Data entries
- - -
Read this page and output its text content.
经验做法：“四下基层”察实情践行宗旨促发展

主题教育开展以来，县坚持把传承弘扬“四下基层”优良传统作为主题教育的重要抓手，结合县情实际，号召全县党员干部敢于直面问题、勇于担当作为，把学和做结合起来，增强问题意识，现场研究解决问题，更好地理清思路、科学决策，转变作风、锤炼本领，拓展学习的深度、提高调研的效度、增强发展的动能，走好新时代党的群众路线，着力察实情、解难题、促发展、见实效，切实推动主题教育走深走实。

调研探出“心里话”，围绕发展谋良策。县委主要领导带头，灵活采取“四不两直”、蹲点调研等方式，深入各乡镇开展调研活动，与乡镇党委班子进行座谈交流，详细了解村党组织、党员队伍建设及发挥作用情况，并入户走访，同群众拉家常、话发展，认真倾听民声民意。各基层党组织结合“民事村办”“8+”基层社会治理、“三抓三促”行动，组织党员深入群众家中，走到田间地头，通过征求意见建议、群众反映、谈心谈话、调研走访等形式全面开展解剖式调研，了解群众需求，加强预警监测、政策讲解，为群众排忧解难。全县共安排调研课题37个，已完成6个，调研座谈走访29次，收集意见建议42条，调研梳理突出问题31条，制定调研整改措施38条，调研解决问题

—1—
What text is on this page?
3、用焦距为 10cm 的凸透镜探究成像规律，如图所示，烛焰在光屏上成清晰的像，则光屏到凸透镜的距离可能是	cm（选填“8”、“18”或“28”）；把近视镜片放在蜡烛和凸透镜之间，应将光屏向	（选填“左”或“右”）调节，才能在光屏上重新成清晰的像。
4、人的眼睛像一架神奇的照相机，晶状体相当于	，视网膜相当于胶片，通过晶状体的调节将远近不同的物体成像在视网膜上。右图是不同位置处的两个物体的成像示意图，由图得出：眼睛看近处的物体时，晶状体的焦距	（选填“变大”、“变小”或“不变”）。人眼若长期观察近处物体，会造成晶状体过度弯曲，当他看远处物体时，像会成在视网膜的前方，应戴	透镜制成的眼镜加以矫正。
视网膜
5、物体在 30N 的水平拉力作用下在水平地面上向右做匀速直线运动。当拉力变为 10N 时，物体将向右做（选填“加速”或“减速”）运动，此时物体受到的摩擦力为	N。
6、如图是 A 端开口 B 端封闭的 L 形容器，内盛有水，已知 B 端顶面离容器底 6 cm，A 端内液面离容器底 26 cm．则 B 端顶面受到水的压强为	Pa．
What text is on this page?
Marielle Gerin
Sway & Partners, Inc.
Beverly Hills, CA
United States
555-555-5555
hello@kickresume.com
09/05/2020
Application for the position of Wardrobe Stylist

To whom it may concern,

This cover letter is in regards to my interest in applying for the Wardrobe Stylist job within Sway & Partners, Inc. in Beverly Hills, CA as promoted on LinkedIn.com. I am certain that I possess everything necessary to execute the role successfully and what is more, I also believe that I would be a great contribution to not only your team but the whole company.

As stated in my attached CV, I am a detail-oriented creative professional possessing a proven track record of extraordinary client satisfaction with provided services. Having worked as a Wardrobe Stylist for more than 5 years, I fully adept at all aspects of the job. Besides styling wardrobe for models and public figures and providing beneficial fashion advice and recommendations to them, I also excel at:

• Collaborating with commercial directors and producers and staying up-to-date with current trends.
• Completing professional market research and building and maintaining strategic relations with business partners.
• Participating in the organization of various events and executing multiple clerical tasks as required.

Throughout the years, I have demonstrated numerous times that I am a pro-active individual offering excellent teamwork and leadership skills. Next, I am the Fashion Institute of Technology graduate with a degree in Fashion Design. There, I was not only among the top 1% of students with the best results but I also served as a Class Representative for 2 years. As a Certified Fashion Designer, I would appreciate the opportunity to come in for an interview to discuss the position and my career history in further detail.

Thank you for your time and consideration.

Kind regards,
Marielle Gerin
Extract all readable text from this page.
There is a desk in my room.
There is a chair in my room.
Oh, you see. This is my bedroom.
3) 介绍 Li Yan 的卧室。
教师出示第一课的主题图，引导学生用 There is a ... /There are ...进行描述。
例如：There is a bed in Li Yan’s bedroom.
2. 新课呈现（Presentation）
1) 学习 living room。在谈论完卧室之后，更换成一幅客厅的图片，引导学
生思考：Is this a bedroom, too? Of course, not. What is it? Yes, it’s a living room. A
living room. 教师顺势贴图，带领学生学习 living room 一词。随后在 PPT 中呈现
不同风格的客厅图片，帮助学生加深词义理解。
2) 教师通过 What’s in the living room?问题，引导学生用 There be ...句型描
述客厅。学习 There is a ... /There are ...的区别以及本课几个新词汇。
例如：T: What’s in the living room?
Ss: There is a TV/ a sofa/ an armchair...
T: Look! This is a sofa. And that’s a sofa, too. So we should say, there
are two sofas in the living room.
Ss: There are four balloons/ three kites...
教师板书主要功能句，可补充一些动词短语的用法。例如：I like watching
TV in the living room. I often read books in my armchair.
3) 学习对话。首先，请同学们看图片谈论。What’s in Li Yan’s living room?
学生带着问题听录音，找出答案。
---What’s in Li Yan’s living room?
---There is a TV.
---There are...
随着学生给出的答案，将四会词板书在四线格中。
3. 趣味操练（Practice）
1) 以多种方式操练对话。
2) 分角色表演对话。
- - -
▸ Task details
Repeat every record, exactly as written.

▸ Output for this task
Read this page and output its text content.
经验做法：“四下基层”察实情践行宗旨促发展

主题教育开展以来，县坚持把传承弘扬“四下基层”优良传统作为主题教育的重要抓手，结合县情实际，号召全县党员干部敢于直面问题、勇于担当作为，把学和做结合起来，增强问题意识，现场研究解决问题，更好地理清思路、科学决策，转变作风、锤炼本领，拓展学习的深度、提高调研的效度、增强发展的动能，走好新时代党的群众路线，着力察实情、解难题、促发展、见实效，切实推动主题教育走深走实。

调研探出“心里话”，围绕发展谋良策。县委主要领导带头，灵活采取“四不两直”、蹲点调研等方式，深入各乡镇开展调研活动，与乡镇党委班子进行座谈交流，详细了解村党组织、党员队伍建设及发挥作用情况，并入户走访，同群众拉家常、话发展，认真倾听民声民意。各基层党组织结合“民事村办”“8+”基层社会治理、“三抓三促”行动，组织党员深入群众家中，走到田间地头，通过征求意见建议、群众反映、谈心谈话、调研走访等形式全面开展解剖式调研，了解群众需求，加强预警监测、政策讲解，为群众排忧解难。全县共安排调研课题37个，已完成6个，调研座谈走访29次，收集意见建议42条，调研梳理突出问题31条，制定调研整改措施38条，调研解决问题

—1—
What text is on this page?
3、用焦距为 10cm 的凸透镜探究成像规律，如图所示，烛焰在光屏上成清晰的像，则光屏到凸透镜的距离可能是	cm（选填“8”、“18”或“28”）；把近视镜片放在蜡烛和凸透镜之间，应将光屏向	（选填“左”或“右”）调节，才能在光屏上重新成清晰的像。
4、人的眼睛像一架神奇的照相机，晶状体相当于	，视网膜相当于胶片，通过晶状体的调节将远近不同的物体成像在视网膜上。右图是不同位置处的两个物体的成像示意图，由图得出：眼睛看近处的物体时，晶状体的焦距	（选填“变大”、“变小”或“不变”）。人眼若长期观察近处物体，会造成晶状体过度弯曲，当他看远处物体时，像会成在视网膜的前方，应戴	透镜制成的眼镜加以矫正。
视网膜
5、物体在 30N 的水平拉力作用下在水平地面上向右做匀速直线运动。当拉力变为 10N 时，物体将向右做（选填“加速”或“减速”）运动，此时物体受到的摩擦力为	N。
6、如图是 A 端开口 B 端封闭的 L 形容器，内盛有水，已知 B 端顶面离容器底 6 cm，A 端内液面离容器底 26 cm．则 B 端顶面受到水的压强为	Pa．
What text is on this page?
Marielle Gerin
Sway & Partners, Inc.
Beverly Hills, CA
United States
555-555-5555
hello@kickresume.com
09/05/2020
Application for the position of Wardrobe Stylist

To whom it may concern,

This cover letter is in regards to my interest in applying for the Wardrobe Stylist job within Sway & Partners, Inc. in Beverly Hills, CA as promoted on LinkedIn.com. I am certain that I possess everything necessary to execute the role successfully and what is more, I also believe that I would be a great contribution to not only your team but the whole company.

As stated in my attached CV, I am a detail-oriented creative professional possessing a proven track record of extraordinary client satisfaction with provided services. Having worked as a Wardrobe Stylist for more than 5 years, I fully adept at all aspects of the job. Besides styling wardrobe for models and public figures and providing beneficial fashion advice and recommendations to them, I also excel at:

• Collaborating with commercial directors and producers and staying up-to-date with current trends.
• Completing professional market research and building and maintaining strategic relations with business partners.
• Participating in the organization of various events and executing multiple clerical tasks as required.

Throughout the years, I have demonstrated numerous times that I am a pro-active individual offering excellent teamwork and leadership skills. Next, I am the Fashion Institute of Technology graduate with a degree in Fashion Design. There, I was not only among the top 1% of students with the best results but I also served as a Class Representative for 2 years. As a Certified Fashion Designer, I would appreciate the opportunity to come in for an interview to discuss the position and my career history in further detail.

Thank you for your time and consideration.

Kind regards,
Marielle Gerin
Extract all readable text from this page.
There is a desk in my room.
There is a chair in my room.
Oh, you see. This is my bedroom.
3) 介绍 Li Yan 的卧室。
教师出示第一课的主题图，引导学生用 There is a ... /There are ...进行描述。
例如：There is a bed in Li Yan’s bedroom.
2. 新课呈现（Presentation）
1) 学习 living room。在谈论完卧室之后，更换成一幅客厅的图片，引导学
生思考：Is this a bedroom, too? Of course, not. What is it? Yes, it’s a living room. A
living room. 教师顺势贴图，带领学生学习 living room 一词。随后在 PPT 中呈现
不同风格的客厅图片，帮助学生加深词义理解。
2) 教师通过 What’s in the living room?问题，引导学生用 There be ...句型描
述客厅。学习 There is a ... /There are ...的区别以及本课几个新词汇。
例如：T: What’s in the living room?
Ss: There is a TV/ a sofa/ an armchair...
T: Look! This is a sofa. And that’s a sofa, too. So we should say, there
are two sofas in the living room.
Ss: There are four balloons/ three kites...
教师板书主要功能句，可补充一些动词短语的用法。例如：I like watching
TV in the living room. I often read books in my armchair.
3) 学习对话。首先，请同学们看图片谈论。What’s in Li Yan’s living room?
学生带着问题听录音，找出答案。
---What’s in Li Yan’s living room?
---There is a TV.
---There are...
随着学生给出的答案，将四会词板书在四线格中。
3. 趣味操练（Practice）
1) 以多种方式操练对话。
2) 分角色表演对话。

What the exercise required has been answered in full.